EXERCISE BRIEF: Print the entries that appear below, exactly as written and without their pictures.

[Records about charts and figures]
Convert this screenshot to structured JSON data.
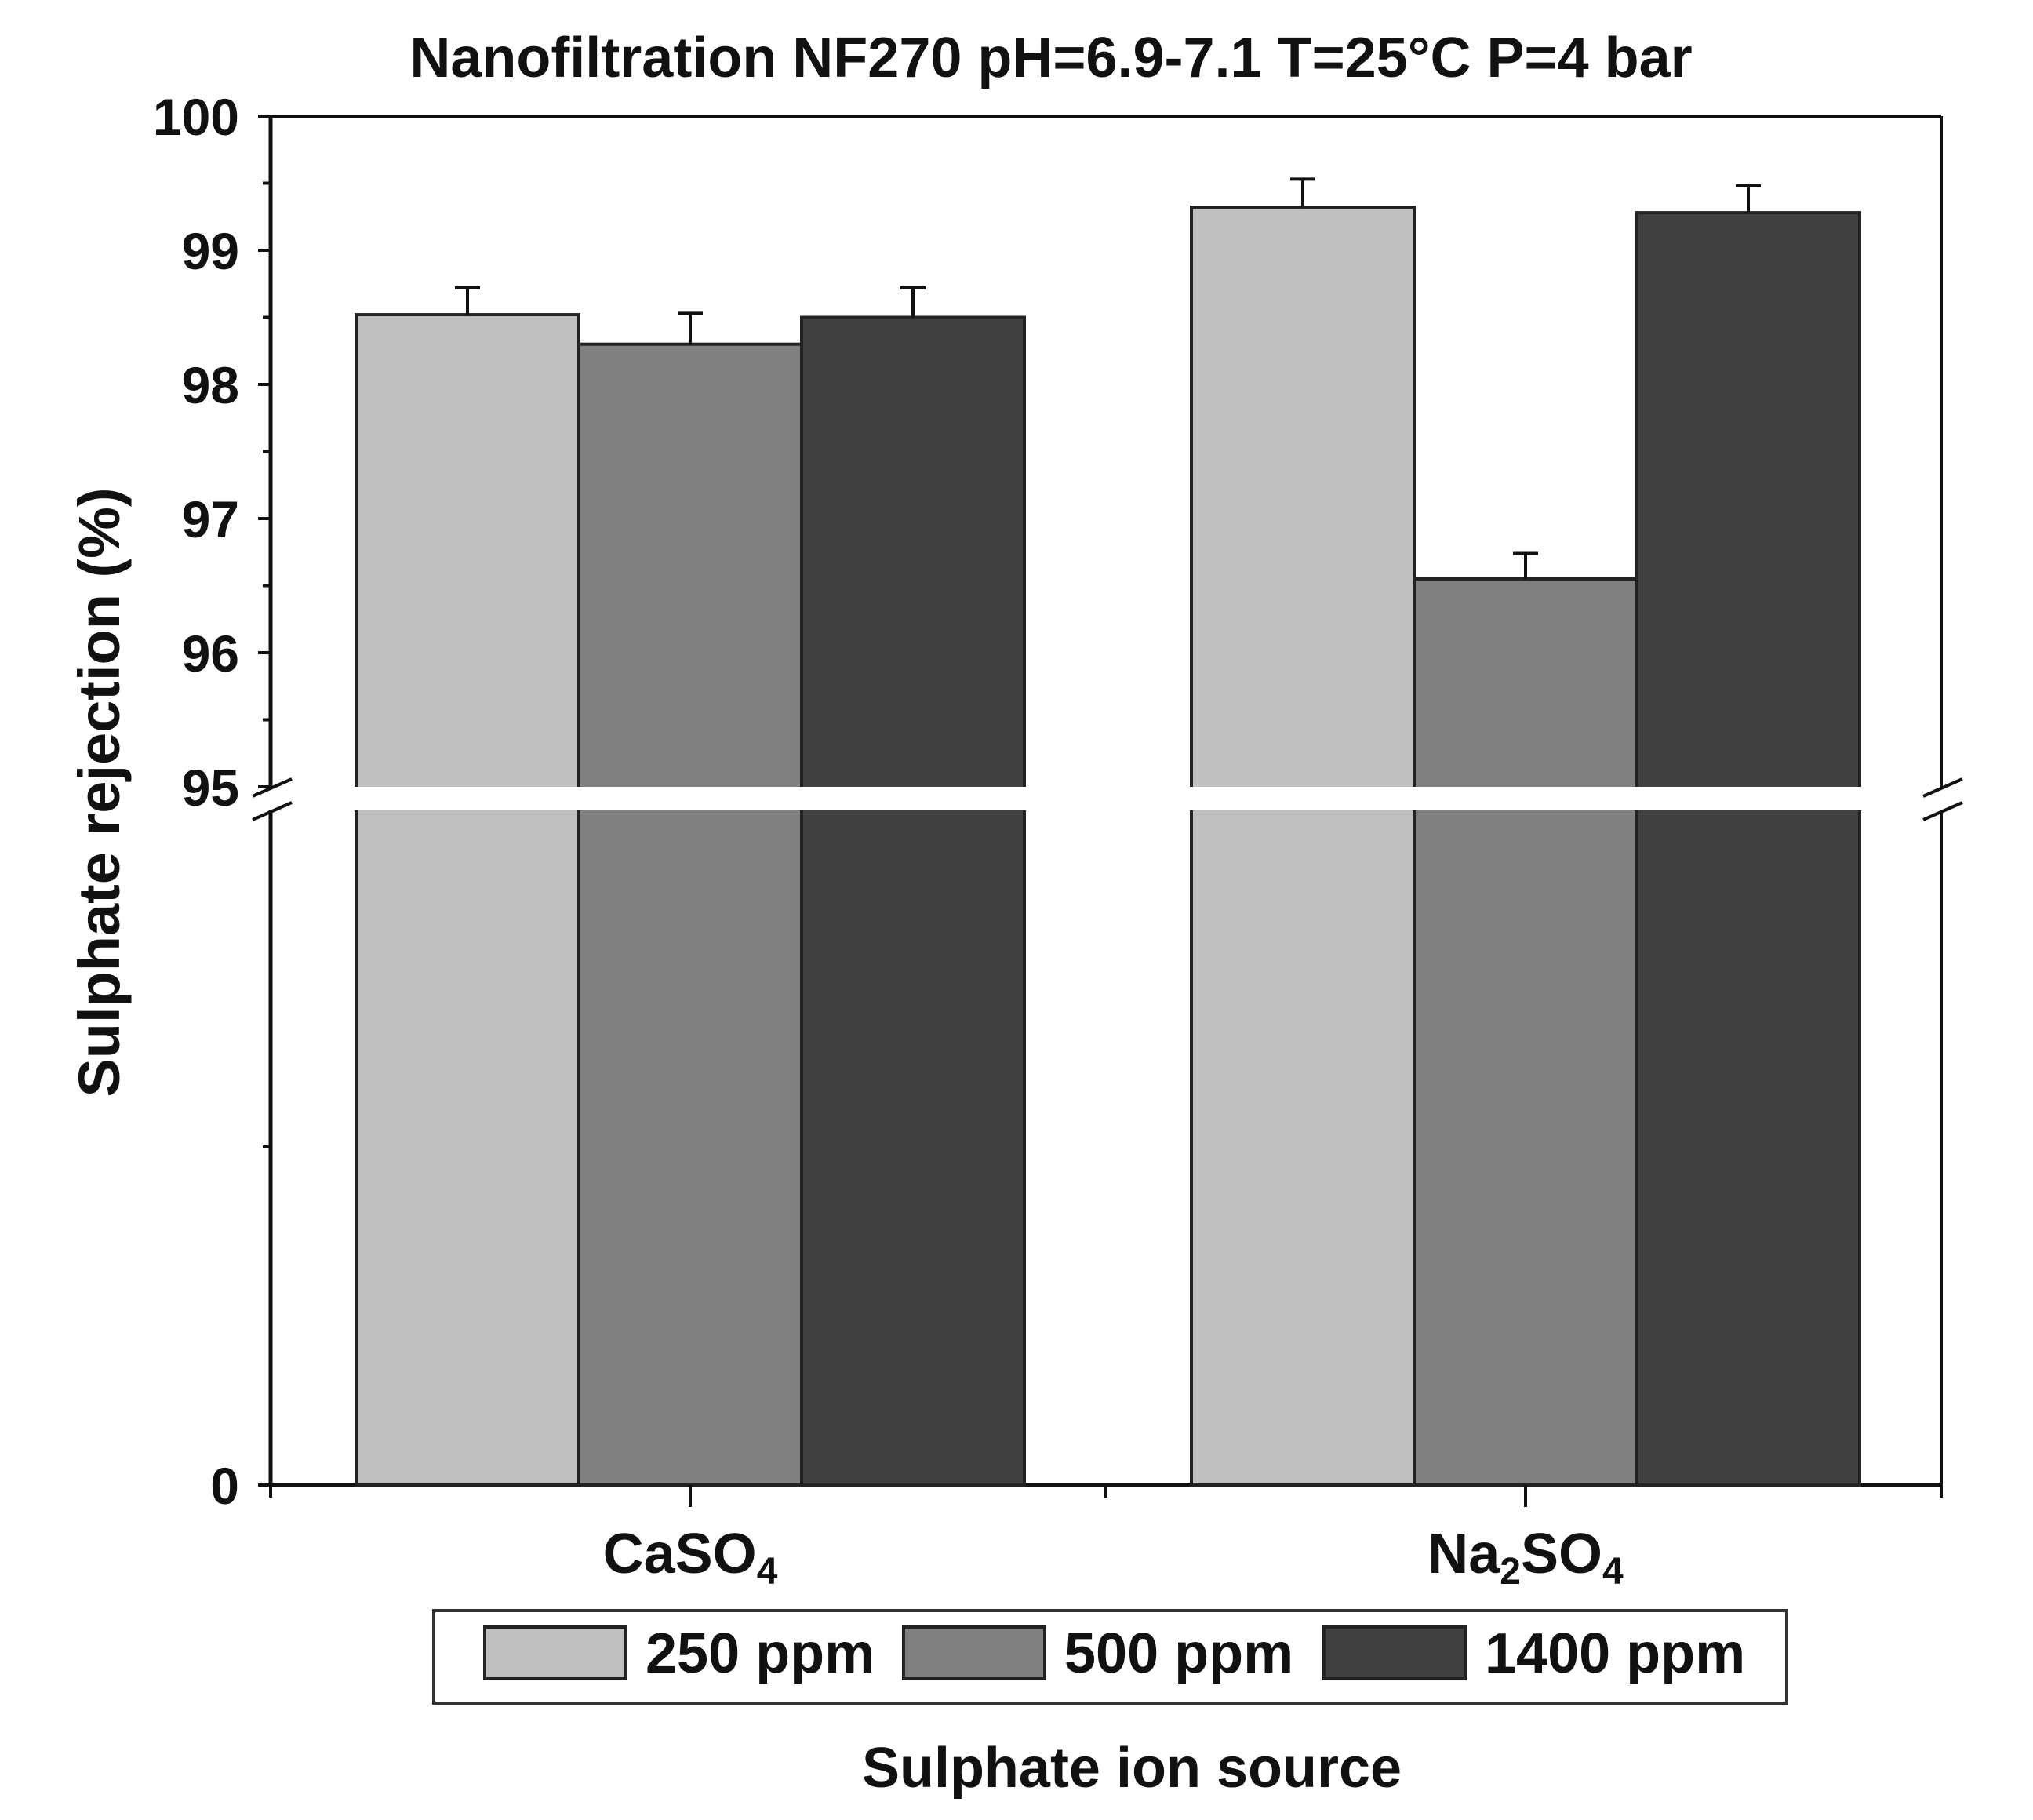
{
  "chart_data": {
    "type": "bar",
    "title": "Nanofiltration NF270 pH=6.9-7.1 T=25°C P=4 bar",
    "xlabel": "Sulphate ion source",
    "ylabel": "Sulphate rejection (%)",
    "categories": [
      {
        "base": "CaSO",
        "sub": "4",
        "pre": "",
        "presub": ""
      },
      {
        "base": "SO",
        "sub": "4",
        "pre": "Na",
        "presub": "2"
      }
    ],
    "category_labels": [
      "CaSO4",
      "Na2SO4"
    ],
    "series": [
      {
        "name": "250 ppm",
        "color": "#c0c0c0",
        "values": [
          98.52,
          99.32
        ],
        "errors": [
          0.2,
          0.21
        ]
      },
      {
        "name": "500 ppm",
        "color": "#808080",
        "values": [
          98.3,
          96.55
        ],
        "errors": [
          0.23,
          0.19
        ]
      },
      {
        "name": "1400 ppm",
        "color": "#404040",
        "values": [
          98.5,
          99.28
        ],
        "errors": [
          0.22,
          0.2
        ]
      }
    ],
    "yaxis": {
      "lower_segment": [
        0,
        95
      ],
      "upper_segment": [
        95,
        100
      ],
      "ticks_upper": [
        95,
        96,
        97,
        98,
        99,
        100
      ],
      "ticks_lower": [
        0
      ],
      "tick_labels": [
        "0",
        "95",
        "96",
        "97",
        "98",
        "99",
        "100"
      ],
      "axis_break": true
    },
    "legend": {
      "position": "bottom-center",
      "entries": [
        "250 ppm",
        "500 ppm",
        "1400 ppm"
      ]
    },
    "grid": false
  }
}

TASK SOLUTION:
Convert this screenshot to structured JSON data.
{
  "chart_data": {
    "type": "bar",
    "title": "Nanofiltration NF270 pH=6.9-7.1 T=25°C P=4 bar",
    "xlabel": "Sulphate ion source",
    "ylabel": "Sulphate rejection (%)",
    "categories": [
      {
        "base": "CaSO",
        "sub": "4",
        "pre": "",
        "presub": ""
      },
      {
        "base": "SO",
        "sub": "4",
        "pre": "Na",
        "presub": "2"
      }
    ],
    "category_labels": [
      "CaSO4",
      "Na2SO4"
    ],
    "series": [
      {
        "name": "250 ppm",
        "color": "#c0c0c0",
        "values": [
          98.52,
          99.32
        ],
        "errors": [
          0.2,
          0.21
        ]
      },
      {
        "name": "500 ppm",
        "color": "#808080",
        "values": [
          98.3,
          96.55
        ],
        "errors": [
          0.23,
          0.19
        ]
      },
      {
        "name": "1400 ppm",
        "color": "#404040",
        "values": [
          98.5,
          99.28
        ],
        "errors": [
          0.22,
          0.2
        ]
      }
    ],
    "yaxis": {
      "lower_segment": [
        0,
        95
      ],
      "upper_segment": [
        95,
        100
      ],
      "ticks_upper": [
        95,
        96,
        97,
        98,
        99,
        100
      ],
      "ticks_lower": [
        0
      ],
      "tick_labels": [
        "0",
        "95",
        "96",
        "97",
        "98",
        "99",
        "100"
      ],
      "axis_break": true
    },
    "legend": {
      "position": "bottom-center",
      "entries": [
        "250 ppm",
        "500 ppm",
        "1400 ppm"
      ]
    },
    "grid": false
  }
}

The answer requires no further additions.